## Page excerpt
>> start

Assistant Examiner: Preston; Gerald E.
Attorney, Agent or Firm: Ostrolenk, Faber, Gerb &
Soffen
Claims
What is claimed is:
1. a fault detection circuit for a thermal printer, comprising:
a print head having heating circuits therein;
a power supply for supplying electrical power to the print
head;
a switching circuit disposed in series circuit relationship between
the power supply and the print head, and a control circuit coupled
to the switching circuit for selectively enabling the switching
circuit to switch the electrical power to the print head;
a separate current supplying circuit connected in parallel with the
switching circuit, the current supplying circuit comprising a
constant current source connected in series between said power
supply and said print head, said constant current source delivering
to said print head a substantially constant current irrespective of
variations in the magnitude of said electrical power of said power
supply or resistance values associated with said heating circuits;
and
a photocoupler in the current supplying circuit, the photocoupler
being effective for indicating whether or not current flows from
the constant current source to the print head, the photocoupler
being constituted of a photodiode connected in series with the
constant current source and a phototransistor having an output
which varies in response to the current flowing in the
photodiode.

>> end

## Raw data
>> start

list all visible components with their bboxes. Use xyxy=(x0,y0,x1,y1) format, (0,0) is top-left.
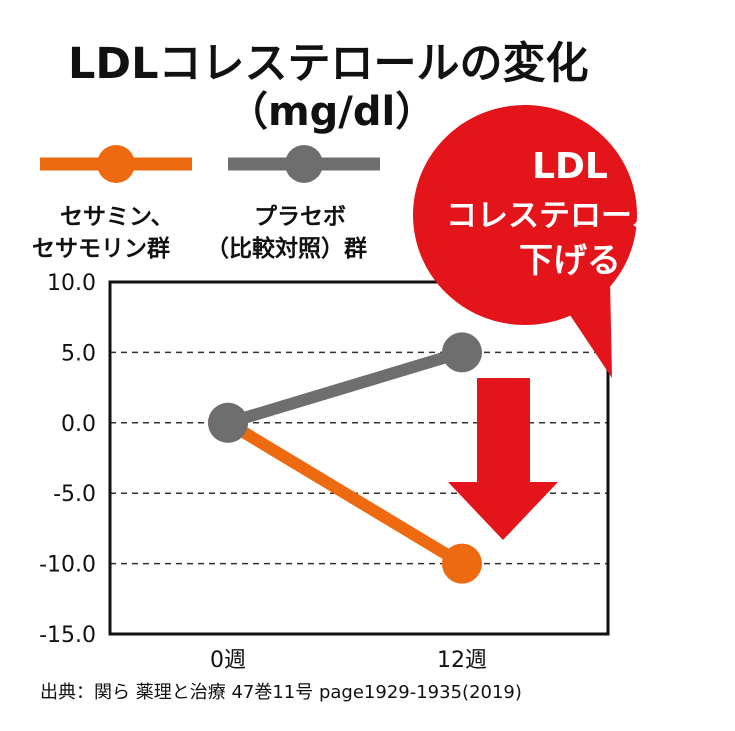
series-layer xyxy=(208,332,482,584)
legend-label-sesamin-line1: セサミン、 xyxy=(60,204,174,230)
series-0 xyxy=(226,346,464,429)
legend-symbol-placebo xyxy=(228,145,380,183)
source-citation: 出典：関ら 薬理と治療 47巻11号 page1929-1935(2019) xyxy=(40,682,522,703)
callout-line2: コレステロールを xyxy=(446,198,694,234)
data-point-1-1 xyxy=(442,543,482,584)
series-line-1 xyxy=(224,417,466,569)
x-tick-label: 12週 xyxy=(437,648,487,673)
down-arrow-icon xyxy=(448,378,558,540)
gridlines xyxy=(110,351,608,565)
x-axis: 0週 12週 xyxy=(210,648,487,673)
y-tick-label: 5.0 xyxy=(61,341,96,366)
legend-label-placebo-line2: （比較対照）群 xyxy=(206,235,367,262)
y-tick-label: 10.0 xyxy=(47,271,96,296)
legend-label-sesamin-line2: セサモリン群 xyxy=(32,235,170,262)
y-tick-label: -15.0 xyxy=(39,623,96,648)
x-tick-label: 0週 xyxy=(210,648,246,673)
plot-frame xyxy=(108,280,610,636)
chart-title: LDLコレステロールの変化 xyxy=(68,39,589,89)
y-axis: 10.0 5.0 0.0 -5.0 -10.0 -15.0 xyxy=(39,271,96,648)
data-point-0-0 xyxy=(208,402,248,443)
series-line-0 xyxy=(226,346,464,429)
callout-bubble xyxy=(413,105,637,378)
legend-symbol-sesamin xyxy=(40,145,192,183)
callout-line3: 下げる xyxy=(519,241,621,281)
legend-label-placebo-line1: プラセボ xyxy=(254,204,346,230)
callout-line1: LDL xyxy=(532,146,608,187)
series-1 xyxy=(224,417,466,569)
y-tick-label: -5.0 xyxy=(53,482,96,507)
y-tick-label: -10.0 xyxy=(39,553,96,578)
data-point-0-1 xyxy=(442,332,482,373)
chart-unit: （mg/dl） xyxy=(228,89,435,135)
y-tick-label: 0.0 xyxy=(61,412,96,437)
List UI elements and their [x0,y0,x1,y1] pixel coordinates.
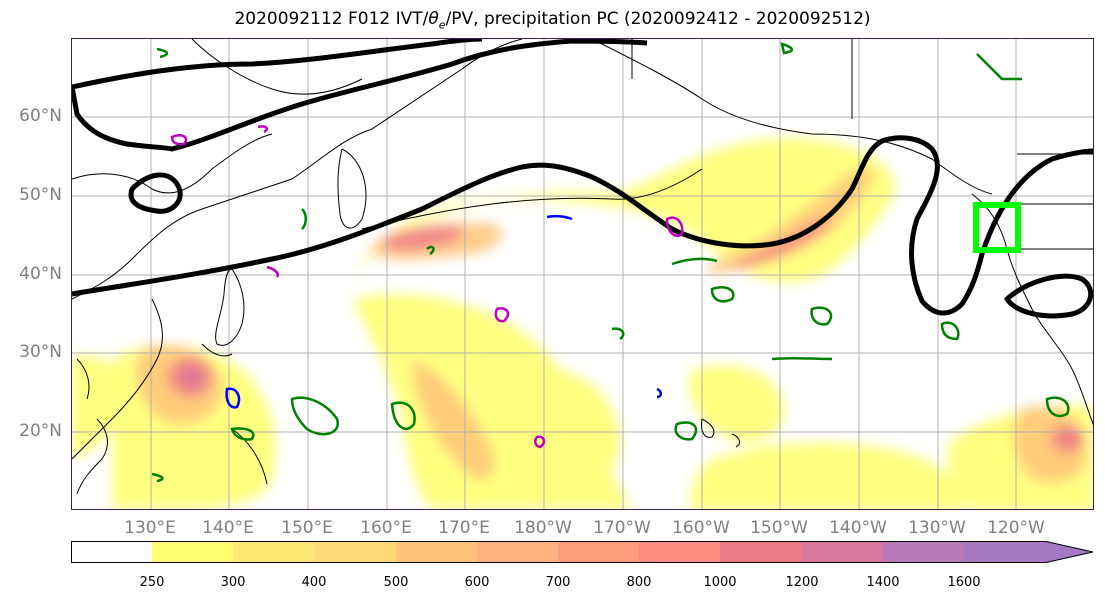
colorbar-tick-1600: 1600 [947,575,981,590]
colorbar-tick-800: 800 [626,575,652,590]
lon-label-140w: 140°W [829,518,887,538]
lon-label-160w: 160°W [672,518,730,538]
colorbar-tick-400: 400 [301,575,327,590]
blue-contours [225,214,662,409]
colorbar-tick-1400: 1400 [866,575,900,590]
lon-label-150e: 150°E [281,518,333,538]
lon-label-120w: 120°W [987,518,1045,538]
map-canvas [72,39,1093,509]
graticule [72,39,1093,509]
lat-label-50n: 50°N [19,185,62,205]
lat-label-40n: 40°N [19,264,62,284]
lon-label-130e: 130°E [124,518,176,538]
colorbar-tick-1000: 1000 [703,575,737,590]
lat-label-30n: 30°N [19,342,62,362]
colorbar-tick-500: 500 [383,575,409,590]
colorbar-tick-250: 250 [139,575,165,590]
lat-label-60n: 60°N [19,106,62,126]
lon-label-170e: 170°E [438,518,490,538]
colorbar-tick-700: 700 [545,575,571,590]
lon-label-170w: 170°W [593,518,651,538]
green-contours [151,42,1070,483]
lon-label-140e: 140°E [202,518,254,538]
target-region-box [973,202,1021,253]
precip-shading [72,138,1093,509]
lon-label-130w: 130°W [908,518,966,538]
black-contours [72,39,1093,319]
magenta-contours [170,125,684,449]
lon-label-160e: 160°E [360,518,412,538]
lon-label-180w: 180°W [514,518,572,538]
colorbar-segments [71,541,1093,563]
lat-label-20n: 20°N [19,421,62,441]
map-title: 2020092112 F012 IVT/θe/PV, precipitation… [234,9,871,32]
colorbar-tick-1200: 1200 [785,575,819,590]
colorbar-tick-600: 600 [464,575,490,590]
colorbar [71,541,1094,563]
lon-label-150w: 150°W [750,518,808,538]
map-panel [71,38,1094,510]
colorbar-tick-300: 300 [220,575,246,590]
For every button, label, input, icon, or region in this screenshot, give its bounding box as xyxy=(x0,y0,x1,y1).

>> end

## To-do list
a: Using the patent claim, decide whether each statement agrees with it, and answer yes or no with the deciding words quoted from the claim: (i) The switching circuit is connected in parallel between the power supply and the print head. (ii) The constant current source delivers a substantially constant current even when the power supply's electrical power varies in magnitude. (iii) The photodiode of the photocoupler is connected in series with the constant current source.
b: According to the patent claim, how does the photocoupler indicate whether current flows from the constant current source to the print head? Answer in one to three sentences.
The data shown here comes from a source unrelated to the patent claim.

## Problem solutions
a:
(i) No: "a switching circuit disposed in series circuit relationship between the power supply and the print head"
(ii) Yes: "a substantially constant current irrespective of variations in the magnitude of said electrical power of said power supply"
(iii) Yes: "a photodiode connected in series with the constant current source"

b: The photocoupler's photodiode is connected in series with the constant current source. Its phototransistor has an output that varies in response to the current flowing in that photodiode, so the output shows whether current is flowing to the print head.